Stated problem — Output, word for word, every line from the line with "Give me the" through the final line of the data below.

Extracted information —
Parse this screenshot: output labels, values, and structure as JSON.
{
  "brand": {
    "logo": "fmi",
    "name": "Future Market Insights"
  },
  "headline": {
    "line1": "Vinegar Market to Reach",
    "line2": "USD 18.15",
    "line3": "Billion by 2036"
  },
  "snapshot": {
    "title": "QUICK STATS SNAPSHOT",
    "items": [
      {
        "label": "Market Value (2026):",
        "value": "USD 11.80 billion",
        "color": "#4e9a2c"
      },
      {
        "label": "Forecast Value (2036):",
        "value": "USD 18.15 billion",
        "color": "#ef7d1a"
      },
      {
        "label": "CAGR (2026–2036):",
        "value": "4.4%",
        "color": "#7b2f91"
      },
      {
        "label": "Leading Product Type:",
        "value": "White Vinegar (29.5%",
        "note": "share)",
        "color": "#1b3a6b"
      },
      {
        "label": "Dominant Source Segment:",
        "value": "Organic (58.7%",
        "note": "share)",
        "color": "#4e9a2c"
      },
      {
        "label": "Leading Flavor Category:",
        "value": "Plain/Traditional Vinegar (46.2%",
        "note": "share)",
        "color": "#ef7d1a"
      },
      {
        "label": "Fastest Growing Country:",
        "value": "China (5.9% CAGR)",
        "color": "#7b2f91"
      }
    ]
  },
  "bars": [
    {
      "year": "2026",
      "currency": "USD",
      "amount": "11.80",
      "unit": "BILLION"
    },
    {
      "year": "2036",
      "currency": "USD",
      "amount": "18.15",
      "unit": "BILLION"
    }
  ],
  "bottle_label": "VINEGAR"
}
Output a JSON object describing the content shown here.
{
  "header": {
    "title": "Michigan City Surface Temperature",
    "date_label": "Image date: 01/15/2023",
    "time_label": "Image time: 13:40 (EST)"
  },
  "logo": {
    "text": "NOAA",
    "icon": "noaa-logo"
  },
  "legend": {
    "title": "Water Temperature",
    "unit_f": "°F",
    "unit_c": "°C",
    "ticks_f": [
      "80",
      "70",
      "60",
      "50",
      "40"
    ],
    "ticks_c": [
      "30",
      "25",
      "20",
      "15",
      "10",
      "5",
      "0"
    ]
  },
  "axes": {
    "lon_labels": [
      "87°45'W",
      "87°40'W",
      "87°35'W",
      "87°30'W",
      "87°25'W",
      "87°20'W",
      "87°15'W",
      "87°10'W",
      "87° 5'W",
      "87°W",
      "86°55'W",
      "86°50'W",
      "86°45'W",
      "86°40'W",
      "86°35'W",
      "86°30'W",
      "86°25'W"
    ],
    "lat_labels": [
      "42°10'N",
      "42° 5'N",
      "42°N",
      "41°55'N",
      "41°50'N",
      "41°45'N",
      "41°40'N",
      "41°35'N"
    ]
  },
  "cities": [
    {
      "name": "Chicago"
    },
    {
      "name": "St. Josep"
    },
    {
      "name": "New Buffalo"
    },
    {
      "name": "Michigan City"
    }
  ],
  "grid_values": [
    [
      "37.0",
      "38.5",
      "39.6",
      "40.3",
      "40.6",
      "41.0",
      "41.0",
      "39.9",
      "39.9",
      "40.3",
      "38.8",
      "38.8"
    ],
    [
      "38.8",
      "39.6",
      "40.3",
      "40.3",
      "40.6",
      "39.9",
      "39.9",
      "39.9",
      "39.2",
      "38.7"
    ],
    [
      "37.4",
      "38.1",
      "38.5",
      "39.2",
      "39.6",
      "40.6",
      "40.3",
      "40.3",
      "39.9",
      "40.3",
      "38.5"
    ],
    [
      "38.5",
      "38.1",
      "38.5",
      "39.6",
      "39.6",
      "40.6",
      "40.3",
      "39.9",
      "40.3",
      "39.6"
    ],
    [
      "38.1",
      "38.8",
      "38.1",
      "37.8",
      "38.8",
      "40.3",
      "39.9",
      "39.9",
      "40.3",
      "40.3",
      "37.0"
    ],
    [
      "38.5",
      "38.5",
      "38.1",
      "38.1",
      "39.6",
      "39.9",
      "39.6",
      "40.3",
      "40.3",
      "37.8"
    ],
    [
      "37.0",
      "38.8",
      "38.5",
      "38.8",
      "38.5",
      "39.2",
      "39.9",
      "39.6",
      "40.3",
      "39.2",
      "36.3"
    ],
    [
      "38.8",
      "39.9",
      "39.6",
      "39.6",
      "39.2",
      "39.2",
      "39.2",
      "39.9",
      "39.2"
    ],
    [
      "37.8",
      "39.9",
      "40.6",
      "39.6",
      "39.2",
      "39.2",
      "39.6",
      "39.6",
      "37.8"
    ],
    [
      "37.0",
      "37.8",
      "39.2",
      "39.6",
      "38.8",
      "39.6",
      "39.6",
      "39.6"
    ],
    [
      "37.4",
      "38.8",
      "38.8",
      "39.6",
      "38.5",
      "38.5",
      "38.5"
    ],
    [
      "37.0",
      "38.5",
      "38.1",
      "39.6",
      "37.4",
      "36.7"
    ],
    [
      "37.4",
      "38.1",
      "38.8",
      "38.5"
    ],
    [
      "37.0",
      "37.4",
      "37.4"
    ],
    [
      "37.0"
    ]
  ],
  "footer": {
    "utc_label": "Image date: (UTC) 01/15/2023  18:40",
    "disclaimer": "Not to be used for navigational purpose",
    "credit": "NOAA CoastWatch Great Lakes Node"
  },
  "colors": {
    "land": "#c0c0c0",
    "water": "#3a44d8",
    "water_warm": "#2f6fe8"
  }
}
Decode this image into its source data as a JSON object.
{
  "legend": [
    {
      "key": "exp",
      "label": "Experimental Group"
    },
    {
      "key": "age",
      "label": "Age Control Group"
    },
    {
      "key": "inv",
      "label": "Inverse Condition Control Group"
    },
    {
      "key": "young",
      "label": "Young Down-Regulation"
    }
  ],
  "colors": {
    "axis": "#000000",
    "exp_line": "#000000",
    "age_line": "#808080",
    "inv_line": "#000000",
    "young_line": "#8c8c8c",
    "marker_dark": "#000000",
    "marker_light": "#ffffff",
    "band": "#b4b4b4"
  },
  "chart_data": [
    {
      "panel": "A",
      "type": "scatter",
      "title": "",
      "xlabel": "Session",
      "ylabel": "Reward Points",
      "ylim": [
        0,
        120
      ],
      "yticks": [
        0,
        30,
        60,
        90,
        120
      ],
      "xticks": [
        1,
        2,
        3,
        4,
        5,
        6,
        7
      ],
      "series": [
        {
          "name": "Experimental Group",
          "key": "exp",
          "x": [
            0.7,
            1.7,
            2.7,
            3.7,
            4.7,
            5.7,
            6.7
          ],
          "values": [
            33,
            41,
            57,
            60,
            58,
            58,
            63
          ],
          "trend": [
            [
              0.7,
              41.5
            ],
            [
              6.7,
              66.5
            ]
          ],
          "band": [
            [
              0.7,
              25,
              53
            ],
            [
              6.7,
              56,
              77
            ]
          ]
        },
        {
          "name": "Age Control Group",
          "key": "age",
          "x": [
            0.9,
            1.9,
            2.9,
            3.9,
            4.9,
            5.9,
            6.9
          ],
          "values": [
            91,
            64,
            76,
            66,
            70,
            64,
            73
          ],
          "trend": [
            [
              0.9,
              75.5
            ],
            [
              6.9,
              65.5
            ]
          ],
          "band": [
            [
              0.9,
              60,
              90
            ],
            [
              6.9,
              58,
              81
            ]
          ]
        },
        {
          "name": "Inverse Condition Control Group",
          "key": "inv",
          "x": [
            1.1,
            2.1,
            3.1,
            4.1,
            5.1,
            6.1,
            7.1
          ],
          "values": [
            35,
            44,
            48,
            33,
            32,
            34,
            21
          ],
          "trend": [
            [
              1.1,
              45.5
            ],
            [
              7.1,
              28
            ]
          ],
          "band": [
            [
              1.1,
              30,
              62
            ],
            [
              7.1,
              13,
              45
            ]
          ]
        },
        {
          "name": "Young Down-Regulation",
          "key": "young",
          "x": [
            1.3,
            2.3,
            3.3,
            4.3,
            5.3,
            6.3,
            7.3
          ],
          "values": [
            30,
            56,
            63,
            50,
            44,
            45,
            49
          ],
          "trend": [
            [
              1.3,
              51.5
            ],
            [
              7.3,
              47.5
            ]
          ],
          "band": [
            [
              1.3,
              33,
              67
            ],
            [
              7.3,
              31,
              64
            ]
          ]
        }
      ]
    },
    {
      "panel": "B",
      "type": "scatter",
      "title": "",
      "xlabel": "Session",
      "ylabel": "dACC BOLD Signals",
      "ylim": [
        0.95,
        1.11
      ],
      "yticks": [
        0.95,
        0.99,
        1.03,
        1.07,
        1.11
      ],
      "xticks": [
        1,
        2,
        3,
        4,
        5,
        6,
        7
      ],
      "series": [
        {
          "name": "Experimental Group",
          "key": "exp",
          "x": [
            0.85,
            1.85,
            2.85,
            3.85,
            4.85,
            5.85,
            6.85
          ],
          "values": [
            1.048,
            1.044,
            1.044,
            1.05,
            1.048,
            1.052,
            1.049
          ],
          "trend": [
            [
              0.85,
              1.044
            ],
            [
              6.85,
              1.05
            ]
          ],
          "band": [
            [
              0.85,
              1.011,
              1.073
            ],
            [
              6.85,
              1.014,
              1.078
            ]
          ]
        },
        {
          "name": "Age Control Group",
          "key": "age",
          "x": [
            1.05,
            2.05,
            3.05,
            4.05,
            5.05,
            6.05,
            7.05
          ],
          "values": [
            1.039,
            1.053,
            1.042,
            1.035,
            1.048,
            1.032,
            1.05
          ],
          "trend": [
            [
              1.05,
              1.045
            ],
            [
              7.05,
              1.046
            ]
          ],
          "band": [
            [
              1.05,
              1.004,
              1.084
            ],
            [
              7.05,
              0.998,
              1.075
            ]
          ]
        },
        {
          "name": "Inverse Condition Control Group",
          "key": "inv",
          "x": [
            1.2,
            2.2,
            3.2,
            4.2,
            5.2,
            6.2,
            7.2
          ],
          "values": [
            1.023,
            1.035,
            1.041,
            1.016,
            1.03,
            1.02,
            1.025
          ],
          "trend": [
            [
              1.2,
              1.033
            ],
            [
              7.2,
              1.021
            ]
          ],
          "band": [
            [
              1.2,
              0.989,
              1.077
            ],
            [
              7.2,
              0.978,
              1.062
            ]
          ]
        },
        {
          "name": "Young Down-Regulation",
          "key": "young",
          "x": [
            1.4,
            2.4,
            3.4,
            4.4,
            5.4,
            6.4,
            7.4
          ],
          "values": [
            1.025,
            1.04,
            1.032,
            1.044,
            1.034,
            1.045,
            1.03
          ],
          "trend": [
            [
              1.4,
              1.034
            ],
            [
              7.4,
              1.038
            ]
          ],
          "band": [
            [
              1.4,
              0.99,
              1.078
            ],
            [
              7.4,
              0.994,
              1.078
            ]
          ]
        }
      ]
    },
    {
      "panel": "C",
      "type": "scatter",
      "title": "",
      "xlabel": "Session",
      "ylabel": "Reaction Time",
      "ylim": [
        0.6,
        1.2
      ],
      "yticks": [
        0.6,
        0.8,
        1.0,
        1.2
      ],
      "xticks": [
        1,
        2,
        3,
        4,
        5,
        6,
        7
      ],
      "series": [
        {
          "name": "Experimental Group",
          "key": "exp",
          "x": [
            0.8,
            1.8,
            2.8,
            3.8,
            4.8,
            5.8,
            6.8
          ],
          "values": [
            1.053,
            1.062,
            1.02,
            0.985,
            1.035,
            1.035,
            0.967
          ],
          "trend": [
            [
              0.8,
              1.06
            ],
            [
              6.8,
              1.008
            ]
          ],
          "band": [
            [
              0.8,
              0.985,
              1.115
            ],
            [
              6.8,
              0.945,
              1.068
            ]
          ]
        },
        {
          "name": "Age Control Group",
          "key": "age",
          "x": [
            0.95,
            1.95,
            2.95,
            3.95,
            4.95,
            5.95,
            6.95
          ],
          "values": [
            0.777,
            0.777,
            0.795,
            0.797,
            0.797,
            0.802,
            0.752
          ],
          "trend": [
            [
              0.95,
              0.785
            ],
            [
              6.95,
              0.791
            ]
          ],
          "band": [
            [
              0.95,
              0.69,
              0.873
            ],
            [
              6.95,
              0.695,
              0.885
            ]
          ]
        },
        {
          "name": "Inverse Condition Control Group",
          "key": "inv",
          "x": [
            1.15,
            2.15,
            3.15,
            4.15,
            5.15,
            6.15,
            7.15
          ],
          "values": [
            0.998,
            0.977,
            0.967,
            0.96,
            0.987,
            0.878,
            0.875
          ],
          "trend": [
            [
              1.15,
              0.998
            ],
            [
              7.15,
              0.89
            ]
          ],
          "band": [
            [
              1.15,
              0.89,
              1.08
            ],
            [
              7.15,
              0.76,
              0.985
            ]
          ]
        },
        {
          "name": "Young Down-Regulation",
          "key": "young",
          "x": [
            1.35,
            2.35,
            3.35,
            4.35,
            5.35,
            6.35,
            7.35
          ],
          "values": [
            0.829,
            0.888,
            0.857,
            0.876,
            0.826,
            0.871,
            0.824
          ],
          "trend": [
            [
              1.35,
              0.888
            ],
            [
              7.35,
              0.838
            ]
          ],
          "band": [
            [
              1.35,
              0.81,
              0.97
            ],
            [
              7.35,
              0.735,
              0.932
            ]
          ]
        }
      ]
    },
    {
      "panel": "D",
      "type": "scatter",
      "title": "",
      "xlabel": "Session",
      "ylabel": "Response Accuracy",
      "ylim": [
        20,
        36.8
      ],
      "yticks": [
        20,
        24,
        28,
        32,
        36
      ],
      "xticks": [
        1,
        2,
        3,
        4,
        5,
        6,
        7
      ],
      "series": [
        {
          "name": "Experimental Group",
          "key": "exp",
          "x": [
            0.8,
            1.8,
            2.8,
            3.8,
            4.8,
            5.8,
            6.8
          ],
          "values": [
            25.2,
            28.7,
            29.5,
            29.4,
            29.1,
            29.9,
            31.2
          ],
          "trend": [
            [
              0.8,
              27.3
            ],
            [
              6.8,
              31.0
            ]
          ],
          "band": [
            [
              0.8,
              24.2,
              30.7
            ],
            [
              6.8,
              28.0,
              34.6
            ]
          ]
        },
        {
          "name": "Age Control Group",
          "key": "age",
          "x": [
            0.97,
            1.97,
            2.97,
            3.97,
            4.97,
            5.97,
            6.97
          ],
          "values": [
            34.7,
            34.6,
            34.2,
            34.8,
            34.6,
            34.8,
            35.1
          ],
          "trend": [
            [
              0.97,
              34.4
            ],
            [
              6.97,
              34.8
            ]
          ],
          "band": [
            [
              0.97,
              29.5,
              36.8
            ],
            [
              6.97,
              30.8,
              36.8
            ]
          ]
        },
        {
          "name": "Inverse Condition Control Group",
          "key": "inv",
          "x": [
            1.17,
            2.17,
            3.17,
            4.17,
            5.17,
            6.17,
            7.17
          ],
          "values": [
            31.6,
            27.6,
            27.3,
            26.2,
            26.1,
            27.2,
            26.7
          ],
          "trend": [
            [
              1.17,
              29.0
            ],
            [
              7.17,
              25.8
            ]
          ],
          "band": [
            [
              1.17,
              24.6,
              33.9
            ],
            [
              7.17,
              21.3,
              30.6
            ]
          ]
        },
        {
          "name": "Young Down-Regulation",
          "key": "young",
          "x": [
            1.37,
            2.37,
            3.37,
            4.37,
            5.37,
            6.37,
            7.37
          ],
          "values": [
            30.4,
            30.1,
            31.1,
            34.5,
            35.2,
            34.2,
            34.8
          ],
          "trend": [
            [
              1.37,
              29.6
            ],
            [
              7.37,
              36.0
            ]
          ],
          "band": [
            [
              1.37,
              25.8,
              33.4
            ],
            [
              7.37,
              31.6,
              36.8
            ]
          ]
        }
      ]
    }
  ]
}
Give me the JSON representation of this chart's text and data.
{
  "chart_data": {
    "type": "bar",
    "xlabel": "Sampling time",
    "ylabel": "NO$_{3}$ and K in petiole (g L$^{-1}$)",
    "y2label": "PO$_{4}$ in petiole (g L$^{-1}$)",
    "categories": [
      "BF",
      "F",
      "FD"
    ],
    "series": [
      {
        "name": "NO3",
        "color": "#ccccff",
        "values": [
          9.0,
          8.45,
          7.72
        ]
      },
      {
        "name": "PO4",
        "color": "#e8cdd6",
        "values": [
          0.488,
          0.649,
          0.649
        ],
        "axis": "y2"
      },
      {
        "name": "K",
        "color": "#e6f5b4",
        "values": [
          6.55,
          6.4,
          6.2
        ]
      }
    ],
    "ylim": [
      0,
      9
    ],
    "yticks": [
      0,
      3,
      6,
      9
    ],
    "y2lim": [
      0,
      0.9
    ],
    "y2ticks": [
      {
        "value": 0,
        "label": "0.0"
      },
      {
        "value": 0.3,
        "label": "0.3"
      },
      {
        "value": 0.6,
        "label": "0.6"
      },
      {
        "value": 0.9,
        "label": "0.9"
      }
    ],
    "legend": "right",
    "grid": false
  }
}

Reply to the exercise —
Give me the JSON representation of this chart's text and data.
{
  "chart_data": {
    "type": "bar",
    "xlabel": "Sampling time",
    "ylabel": "NO$_{3}$ and K in petiole (g L$^{-1}$)",
    "y2label": "PO$_{4}$ in petiole (g L$^{-1}$)",
    "categories": [
      "BF",
      "F",
      "FD"
    ],
    "series": [
      {
        "name": "NO3",
        "color": "#ccccff",
        "values": [
          9.0,
          8.45,
          7.72
        ]
      },
      {
        "name": "PO4",
        "color": "#e8cdd6",
        "values": [
          0.488,
          0.649,
          0.649
        ],
        "axis": "y2"
      },
      {
        "name": "K",
        "color": "#e6f5b4",
        "values": [
          6.55,
          6.4,
          6.2
        ]
      }
    ],
    "ylim": [
      0,
      9
    ],
    "yticks": [
      0,
      3,
      6,
      9
    ],
    "y2lim": [
      0,
      0.9
    ],
    "y2ticks": [
      {
        "value": 0,
        "label": "0.0"
      },
      {
        "value": 0.3,
        "label": "0.3"
      },
      {
        "value": 0.6,
        "label": "0.6"
      },
      {
        "value": 0.9,
        "label": "0.9"
      }
    ],
    "legend": "right",
    "grid": false
  }
}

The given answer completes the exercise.